Records from a collection
--------------------------------

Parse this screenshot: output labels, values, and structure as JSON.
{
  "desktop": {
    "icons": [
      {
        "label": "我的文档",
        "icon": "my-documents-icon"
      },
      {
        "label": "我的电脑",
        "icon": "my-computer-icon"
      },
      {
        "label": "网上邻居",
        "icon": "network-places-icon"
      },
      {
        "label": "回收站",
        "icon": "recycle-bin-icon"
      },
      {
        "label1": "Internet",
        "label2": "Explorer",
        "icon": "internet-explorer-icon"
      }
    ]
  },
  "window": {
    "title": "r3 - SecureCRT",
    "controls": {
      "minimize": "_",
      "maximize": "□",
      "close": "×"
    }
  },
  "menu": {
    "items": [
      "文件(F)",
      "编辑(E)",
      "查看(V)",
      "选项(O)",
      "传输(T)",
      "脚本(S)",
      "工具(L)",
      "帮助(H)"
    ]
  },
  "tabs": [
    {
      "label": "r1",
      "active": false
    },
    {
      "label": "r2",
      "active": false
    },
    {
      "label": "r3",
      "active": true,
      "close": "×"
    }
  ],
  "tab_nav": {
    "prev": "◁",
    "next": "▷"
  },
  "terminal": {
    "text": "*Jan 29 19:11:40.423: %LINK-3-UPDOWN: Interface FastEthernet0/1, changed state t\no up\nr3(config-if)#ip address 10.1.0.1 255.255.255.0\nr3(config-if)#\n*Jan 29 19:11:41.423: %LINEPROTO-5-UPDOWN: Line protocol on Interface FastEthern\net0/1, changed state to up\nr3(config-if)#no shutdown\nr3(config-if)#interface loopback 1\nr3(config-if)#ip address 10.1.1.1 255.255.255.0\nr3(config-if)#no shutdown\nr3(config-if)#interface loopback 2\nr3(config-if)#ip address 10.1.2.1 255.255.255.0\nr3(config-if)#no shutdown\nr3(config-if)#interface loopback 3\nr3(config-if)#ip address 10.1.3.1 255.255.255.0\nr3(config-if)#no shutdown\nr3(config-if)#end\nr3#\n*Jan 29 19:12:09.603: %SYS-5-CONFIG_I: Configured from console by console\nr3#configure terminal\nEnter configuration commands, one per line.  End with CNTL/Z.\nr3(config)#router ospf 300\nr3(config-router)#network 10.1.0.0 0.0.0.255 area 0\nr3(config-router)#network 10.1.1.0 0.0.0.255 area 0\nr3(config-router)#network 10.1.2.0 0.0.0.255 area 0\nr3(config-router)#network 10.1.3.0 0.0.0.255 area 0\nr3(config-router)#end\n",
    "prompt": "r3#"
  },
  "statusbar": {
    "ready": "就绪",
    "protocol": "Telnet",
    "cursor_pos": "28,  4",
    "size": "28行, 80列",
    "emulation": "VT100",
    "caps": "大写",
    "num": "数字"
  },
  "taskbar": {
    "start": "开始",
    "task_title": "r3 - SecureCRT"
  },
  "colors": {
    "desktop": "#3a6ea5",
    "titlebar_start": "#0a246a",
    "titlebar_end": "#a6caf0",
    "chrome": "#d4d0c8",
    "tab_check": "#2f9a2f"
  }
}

--------------------------------

• _WRITTEN INSTRUCTION_:
Make a list of all lines in the data that contain "terminal".

• _OUTPUT OF THE TASK_:
  "terminal": {
    "text": "*Jan 29 19:11:40.423: %LINK-3-UPDOWN: Interface FastEthernet0/1, changed state t\no up\nr3(config-if)#ip address 10.1.0.1 255.255.255.0\nr3(config-if)#\n*Jan 29 19:11:41.423: %LINEPROTO-5-UPDOWN: Line protocol on Interface FastEthern\net0/1, changed state to up\nr3(config-if)#no shutdown\nr3(config-if)#interface loopback 1\nr3(config-if)#ip address 10.1.1.1 255.255.255.0\nr3(config-if)#no shutdown\nr3(config-if)#interface loopback 2\nr3(config-if)#ip address 10.1.2.1 255.255.255.0\nr3(config-if)#no shutdown\nr3(config-if)#interface loopback 3\nr3(config-if)#ip address 10.1.3.1 255.255.255.0\nr3(config-if)#no shutdown\nr3(config-if)#end\nr3#\n*Jan 29 19:12:09.603: %SYS-5-CONFIG_I: Configured from console by console\nr3#configure terminal\nEnter configuration commands, one per line.  End with CNTL/Z.\nr3(config)#router ospf 300\nr3(config-router)#network 10.1.0.0 0.0.0.255 area 0\nr3(config-router)#network 10.1.1.0 0.0.0.255 area 0\nr3(config-router)#network 10.1.2.0 0.0.0.255 area 0\nr3(config-router)#network 10.1.3.0 0.0.0.255 area 0\nr3(config-router)#end\n",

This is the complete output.